• **What is being asked**
Count the lines that include the string "JSON", and give only that number.

• **Material for the task**
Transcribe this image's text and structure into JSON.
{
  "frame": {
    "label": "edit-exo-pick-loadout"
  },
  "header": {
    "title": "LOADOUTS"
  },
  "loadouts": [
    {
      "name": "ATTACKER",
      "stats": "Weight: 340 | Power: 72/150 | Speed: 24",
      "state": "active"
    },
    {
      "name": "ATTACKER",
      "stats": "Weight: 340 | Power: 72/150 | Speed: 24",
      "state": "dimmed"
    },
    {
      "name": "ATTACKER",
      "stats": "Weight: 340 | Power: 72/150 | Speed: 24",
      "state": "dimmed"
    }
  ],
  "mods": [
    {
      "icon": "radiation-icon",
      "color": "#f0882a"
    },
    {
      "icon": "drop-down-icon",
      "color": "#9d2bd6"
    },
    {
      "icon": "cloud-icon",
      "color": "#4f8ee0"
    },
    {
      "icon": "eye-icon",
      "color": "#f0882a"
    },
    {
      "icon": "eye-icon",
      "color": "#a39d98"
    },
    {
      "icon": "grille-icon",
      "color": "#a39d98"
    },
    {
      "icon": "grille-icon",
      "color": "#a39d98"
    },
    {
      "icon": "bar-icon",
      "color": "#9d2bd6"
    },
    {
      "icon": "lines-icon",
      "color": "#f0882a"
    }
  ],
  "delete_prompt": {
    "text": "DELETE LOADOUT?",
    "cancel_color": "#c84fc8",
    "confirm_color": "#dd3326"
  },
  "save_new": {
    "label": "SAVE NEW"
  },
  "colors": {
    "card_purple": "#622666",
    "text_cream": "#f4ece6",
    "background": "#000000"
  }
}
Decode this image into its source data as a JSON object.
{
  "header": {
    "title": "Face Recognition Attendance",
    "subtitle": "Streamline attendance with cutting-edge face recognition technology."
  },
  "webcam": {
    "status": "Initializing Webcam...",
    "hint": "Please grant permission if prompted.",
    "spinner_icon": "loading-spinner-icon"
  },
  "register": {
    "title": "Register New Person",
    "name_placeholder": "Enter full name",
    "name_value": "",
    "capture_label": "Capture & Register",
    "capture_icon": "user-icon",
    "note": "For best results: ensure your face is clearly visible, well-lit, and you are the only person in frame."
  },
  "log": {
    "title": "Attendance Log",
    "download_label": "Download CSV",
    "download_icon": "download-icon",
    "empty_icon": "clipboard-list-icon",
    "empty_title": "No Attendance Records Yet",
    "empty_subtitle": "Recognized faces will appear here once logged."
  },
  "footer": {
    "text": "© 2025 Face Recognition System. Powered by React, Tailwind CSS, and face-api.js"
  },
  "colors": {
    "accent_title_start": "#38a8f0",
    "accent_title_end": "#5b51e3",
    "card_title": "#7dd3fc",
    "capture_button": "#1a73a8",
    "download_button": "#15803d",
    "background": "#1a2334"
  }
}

• **Written response**
2